##### TRECHO DA PÁGINA
De uns tempos pra cá decidi não perder oportunidades. Aproveitar todos os convites, participar de tudo, inventar moda e confraternizar. Se tem entrada free, bóia e bebida de graça pode chamar que eu vou! Viagens, jantares, teatro, quermesse, baile da terceira idade... Tudo, tudo, tudo. A vida é pra se aproveitar, não é isso? (Só não vale chamar pra levar injeção na testa).
Essa minha doutrina, por sinal, rendeu momentos bem divertidos e diferentes no fim de semana. Sábado, por exemplo, participei da torcida da Afubra - empresa na qual meu pai e meu irmão trabalham- na escolha das soberanas da 28ª Oktoberfest. Apesar da candidata ficar sem a coroa, balançar bandeirinhas, vibrar com os bate-bate, cantar, gritar e fazer parte da melhor torcida foi uma experiência pra lá de interessante.
##########
## TAREFA 1
Liste todos os programas citados no trecho na enumeração que começa em "Viagens, jantares".
## TAREFA 2
Segundo o trecho, o que estava sendo escolhido no sábado?
Os dados não são necessários aqui.
##### CONJUNTO DE DADOS
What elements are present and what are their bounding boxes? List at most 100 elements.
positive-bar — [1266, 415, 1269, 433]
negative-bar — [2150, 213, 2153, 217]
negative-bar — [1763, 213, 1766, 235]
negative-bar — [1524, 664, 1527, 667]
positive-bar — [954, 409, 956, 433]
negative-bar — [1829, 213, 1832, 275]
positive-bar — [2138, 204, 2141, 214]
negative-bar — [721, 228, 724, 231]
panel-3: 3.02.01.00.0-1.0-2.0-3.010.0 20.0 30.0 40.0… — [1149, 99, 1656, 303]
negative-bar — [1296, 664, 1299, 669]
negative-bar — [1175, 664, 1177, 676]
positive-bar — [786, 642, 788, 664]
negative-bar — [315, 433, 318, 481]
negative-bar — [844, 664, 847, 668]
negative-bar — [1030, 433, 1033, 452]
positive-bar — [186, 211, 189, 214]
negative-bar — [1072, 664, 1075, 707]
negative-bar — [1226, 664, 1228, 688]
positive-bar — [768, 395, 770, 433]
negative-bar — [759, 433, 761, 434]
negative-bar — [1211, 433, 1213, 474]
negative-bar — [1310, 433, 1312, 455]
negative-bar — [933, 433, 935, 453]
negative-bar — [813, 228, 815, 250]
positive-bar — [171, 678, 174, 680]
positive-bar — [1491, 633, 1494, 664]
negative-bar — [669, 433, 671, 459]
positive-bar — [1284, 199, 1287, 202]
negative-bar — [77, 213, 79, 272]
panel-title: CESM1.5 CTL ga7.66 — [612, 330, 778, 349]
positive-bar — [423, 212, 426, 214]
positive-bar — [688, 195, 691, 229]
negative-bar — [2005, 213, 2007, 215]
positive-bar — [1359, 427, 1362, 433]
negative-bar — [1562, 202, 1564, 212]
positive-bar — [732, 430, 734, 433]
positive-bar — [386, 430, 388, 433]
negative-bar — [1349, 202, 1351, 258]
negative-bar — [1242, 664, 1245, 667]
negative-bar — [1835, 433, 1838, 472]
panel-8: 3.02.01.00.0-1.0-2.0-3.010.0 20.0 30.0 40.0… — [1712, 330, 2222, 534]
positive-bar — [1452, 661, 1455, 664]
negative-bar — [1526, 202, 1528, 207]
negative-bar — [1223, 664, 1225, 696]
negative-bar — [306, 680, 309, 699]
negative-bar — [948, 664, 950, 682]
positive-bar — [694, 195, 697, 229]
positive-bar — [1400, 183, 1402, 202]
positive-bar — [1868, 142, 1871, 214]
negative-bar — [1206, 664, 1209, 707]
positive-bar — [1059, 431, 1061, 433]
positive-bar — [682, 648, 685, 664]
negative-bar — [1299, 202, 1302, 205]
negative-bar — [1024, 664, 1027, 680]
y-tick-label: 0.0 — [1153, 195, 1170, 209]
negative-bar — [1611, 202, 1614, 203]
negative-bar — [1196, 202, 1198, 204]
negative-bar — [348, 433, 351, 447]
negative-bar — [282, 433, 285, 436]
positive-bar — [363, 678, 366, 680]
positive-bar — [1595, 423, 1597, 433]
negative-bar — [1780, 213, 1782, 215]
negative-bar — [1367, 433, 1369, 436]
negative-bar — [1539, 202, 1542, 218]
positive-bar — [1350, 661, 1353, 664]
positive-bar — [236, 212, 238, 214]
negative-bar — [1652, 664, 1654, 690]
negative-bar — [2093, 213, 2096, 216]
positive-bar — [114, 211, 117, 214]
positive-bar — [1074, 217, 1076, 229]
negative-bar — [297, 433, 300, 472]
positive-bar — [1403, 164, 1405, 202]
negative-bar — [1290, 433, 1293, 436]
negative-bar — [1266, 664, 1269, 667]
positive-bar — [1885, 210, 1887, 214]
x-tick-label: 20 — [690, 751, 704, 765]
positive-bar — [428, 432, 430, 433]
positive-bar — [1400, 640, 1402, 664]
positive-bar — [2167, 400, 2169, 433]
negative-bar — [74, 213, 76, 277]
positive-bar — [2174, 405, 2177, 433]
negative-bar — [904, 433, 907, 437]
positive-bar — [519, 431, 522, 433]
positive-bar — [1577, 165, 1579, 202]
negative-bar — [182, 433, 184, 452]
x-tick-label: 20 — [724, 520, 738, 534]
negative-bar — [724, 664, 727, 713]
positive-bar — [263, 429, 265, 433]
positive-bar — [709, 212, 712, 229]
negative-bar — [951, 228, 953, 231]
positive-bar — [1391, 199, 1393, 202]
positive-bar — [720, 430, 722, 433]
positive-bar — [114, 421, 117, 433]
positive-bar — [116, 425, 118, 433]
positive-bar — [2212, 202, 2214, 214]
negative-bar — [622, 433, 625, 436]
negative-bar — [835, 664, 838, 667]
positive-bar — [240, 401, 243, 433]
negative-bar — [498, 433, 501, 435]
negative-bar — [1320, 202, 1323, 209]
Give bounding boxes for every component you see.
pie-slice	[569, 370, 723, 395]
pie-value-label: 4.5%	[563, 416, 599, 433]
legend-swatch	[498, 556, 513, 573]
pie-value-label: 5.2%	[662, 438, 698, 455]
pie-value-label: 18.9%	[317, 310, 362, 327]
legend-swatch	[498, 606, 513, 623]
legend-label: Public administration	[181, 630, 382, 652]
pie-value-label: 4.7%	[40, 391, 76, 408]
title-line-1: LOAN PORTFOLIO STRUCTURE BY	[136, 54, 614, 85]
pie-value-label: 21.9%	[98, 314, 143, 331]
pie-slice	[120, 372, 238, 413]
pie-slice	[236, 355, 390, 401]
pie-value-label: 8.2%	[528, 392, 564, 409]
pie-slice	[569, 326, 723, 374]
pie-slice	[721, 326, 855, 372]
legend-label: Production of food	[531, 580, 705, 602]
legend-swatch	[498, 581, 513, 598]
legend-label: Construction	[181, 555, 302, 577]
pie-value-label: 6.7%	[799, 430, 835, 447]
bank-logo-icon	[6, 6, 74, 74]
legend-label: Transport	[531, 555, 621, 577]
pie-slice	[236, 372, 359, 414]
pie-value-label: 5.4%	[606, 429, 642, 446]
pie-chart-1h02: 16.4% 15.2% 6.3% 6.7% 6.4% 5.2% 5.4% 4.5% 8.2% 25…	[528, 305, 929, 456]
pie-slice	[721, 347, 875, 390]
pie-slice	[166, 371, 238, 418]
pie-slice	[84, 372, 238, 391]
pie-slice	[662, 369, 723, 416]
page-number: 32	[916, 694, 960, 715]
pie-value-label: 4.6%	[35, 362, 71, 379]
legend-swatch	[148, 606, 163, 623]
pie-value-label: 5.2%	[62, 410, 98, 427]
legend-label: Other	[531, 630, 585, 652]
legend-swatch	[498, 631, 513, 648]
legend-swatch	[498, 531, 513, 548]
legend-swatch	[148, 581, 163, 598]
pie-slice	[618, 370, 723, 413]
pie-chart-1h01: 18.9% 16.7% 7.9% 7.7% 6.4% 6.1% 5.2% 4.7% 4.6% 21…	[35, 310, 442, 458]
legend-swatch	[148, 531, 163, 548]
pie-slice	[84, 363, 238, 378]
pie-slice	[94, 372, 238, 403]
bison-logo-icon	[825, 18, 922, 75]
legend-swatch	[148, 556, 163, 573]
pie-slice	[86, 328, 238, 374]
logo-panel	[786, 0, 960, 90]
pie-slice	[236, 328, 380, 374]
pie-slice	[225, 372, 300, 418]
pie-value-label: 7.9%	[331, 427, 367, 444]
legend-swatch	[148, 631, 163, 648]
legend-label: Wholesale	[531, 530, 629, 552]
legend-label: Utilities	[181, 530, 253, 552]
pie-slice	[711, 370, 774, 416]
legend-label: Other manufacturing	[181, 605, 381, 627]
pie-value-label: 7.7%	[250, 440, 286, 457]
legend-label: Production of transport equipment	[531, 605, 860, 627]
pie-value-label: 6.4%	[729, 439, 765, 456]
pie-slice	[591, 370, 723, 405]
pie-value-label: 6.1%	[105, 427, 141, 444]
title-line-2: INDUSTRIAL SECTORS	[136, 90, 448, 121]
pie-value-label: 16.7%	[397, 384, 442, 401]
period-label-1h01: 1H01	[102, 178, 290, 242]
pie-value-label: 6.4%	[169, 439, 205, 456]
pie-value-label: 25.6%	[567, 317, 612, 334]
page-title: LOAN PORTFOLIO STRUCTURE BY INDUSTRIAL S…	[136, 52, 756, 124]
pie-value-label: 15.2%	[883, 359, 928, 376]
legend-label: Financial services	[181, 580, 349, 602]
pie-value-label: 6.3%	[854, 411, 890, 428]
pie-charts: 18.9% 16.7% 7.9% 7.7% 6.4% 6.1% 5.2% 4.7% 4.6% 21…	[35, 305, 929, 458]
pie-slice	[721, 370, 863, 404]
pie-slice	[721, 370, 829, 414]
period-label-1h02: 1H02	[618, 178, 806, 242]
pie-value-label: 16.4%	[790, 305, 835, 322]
##########
## RESPOSTA ESCRITA 1
Viagens, jantares, teatro, quermesse e baile da terceira idade.

## RESPOSTA ESCRITA 2
As soberanas da 28ª Oktoberfest.